RECORDS FOR THE TASK:

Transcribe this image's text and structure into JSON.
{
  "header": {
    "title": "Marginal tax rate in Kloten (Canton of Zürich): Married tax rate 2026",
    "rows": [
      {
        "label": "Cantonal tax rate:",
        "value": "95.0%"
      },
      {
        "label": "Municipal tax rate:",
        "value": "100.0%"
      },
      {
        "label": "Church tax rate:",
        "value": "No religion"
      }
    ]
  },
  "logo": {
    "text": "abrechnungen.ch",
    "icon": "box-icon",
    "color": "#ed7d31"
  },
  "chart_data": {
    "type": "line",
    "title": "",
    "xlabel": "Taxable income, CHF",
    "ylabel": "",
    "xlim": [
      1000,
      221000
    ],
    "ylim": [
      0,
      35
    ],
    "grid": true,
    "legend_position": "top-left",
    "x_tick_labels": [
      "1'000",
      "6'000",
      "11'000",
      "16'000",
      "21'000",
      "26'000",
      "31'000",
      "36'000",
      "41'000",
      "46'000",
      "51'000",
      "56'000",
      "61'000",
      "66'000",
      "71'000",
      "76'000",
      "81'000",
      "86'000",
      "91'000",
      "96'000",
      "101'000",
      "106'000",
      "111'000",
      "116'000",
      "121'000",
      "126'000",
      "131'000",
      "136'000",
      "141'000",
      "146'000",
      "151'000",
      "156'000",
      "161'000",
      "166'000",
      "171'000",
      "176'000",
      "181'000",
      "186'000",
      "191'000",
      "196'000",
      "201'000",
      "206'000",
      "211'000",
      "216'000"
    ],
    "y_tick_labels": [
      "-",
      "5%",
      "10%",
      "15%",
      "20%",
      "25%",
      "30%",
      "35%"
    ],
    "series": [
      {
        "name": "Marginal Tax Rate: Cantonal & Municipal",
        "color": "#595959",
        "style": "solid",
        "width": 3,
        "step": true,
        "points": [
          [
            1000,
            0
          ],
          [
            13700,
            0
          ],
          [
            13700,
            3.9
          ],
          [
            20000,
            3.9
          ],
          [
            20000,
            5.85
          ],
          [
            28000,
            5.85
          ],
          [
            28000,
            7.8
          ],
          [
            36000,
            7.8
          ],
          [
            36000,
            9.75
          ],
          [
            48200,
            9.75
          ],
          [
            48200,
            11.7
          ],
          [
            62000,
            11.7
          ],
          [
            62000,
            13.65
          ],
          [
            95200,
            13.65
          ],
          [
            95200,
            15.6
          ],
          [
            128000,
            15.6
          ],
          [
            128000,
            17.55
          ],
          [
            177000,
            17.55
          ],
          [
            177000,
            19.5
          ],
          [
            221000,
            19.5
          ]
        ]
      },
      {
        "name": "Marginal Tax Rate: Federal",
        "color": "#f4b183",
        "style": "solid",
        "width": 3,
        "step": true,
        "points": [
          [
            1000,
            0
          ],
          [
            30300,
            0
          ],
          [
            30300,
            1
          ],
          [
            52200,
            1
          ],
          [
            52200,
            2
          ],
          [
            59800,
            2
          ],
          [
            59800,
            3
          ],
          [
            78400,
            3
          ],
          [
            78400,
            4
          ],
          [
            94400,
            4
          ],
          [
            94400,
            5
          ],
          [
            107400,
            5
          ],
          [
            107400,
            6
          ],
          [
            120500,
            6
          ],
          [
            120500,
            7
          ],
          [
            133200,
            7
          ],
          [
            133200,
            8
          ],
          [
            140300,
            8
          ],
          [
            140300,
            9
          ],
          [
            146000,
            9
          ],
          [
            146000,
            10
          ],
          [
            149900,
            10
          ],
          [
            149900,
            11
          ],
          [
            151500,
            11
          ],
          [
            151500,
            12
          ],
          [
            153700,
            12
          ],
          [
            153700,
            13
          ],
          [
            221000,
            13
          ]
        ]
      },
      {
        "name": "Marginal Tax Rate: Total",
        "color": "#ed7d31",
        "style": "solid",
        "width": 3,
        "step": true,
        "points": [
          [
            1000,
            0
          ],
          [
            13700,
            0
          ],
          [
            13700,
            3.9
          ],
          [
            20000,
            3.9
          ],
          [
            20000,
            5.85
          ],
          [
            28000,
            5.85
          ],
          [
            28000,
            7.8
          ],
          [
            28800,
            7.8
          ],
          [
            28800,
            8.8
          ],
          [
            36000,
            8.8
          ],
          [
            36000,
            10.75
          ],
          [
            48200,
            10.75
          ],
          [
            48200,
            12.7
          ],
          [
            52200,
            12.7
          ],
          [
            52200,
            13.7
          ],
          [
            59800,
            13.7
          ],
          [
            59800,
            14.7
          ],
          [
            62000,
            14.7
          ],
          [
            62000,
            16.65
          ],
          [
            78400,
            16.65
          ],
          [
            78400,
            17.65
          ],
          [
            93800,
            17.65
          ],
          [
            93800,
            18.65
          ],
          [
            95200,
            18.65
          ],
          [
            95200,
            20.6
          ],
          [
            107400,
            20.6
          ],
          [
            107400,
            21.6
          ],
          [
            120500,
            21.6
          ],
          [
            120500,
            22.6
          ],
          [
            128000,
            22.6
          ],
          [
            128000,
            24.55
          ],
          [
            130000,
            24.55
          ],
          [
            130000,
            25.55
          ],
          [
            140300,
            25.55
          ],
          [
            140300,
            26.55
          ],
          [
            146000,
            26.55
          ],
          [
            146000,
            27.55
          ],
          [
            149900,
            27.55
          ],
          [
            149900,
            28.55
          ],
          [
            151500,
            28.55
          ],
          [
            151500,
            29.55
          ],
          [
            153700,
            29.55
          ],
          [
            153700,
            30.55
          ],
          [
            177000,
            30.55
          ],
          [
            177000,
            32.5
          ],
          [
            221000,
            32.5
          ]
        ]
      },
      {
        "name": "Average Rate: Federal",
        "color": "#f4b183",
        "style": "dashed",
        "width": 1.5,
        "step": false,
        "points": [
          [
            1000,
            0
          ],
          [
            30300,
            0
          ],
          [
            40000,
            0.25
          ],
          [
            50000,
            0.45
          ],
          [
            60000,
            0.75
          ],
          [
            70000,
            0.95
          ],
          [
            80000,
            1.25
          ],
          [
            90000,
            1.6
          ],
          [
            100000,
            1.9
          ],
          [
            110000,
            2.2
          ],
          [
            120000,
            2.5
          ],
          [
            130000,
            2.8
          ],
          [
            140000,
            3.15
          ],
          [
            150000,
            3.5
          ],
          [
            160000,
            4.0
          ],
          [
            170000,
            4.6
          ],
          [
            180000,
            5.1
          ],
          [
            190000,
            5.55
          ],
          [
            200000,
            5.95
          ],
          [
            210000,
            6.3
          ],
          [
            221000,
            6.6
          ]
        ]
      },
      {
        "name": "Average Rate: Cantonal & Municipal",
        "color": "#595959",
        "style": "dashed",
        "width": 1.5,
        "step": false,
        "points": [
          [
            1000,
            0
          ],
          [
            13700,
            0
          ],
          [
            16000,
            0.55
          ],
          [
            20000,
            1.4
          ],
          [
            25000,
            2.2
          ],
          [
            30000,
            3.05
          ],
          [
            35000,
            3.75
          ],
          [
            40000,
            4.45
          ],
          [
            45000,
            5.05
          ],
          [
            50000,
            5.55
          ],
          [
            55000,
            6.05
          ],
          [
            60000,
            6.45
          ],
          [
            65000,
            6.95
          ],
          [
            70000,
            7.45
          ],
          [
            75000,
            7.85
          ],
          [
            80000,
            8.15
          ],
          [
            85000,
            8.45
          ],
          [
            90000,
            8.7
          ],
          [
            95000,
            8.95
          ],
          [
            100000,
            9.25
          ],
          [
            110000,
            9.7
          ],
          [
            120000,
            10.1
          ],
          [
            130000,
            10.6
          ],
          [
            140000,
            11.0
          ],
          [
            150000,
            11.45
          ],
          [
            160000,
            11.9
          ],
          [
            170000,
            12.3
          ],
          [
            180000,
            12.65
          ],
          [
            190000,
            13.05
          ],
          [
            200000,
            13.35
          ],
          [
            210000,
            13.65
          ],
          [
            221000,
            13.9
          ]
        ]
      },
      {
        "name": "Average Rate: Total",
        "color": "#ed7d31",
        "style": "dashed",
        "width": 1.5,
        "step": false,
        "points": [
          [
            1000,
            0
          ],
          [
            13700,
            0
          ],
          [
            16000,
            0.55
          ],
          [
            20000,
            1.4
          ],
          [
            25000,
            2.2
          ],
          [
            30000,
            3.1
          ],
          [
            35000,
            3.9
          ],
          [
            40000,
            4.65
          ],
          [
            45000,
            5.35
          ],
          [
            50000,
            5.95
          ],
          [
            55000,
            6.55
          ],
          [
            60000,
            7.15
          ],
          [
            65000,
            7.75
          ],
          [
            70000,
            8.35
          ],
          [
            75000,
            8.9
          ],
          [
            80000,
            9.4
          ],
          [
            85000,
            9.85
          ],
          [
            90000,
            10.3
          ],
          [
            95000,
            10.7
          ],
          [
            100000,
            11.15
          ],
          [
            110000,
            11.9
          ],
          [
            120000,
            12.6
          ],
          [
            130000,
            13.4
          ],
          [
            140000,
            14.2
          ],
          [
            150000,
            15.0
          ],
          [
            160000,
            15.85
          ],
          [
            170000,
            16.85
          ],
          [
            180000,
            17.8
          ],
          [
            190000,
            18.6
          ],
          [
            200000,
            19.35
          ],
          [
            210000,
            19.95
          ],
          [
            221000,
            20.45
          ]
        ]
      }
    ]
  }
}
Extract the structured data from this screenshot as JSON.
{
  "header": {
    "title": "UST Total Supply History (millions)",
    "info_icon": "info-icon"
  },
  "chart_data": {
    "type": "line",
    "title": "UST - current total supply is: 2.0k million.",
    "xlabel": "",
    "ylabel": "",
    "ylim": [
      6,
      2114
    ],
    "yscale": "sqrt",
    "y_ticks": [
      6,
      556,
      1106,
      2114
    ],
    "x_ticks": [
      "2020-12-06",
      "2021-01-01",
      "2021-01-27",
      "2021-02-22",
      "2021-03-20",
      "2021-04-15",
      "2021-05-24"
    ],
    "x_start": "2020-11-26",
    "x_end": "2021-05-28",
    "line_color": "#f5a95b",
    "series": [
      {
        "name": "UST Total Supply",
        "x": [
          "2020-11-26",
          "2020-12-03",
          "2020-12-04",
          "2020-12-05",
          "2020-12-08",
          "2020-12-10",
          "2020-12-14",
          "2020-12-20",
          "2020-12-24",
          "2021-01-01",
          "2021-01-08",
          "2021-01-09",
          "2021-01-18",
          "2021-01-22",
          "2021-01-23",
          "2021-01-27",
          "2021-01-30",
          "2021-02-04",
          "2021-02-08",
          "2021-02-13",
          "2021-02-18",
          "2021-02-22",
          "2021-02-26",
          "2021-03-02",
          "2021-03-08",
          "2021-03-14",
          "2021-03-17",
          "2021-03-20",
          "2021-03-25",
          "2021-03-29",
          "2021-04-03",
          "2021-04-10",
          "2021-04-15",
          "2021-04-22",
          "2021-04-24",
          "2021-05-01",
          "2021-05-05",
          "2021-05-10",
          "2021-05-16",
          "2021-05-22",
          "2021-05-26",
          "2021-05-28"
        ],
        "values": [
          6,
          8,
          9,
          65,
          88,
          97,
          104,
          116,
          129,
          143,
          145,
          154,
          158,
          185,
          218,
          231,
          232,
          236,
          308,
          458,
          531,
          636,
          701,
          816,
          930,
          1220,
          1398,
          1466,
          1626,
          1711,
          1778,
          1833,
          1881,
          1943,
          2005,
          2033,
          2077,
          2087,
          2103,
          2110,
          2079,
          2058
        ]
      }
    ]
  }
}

TASK INSTRUCTIONS: Pick out the lines that have the word "title". Copy them all.

WRITTEN SOLUTION:
    "title": "Marginal tax rate in Kloten (Canton of Zürich): Married tax rate 2026",
    "title": "",
    "title": "UST Total Supply History (millions)",
    "title": "UST - current total supply is: 2.0k million.",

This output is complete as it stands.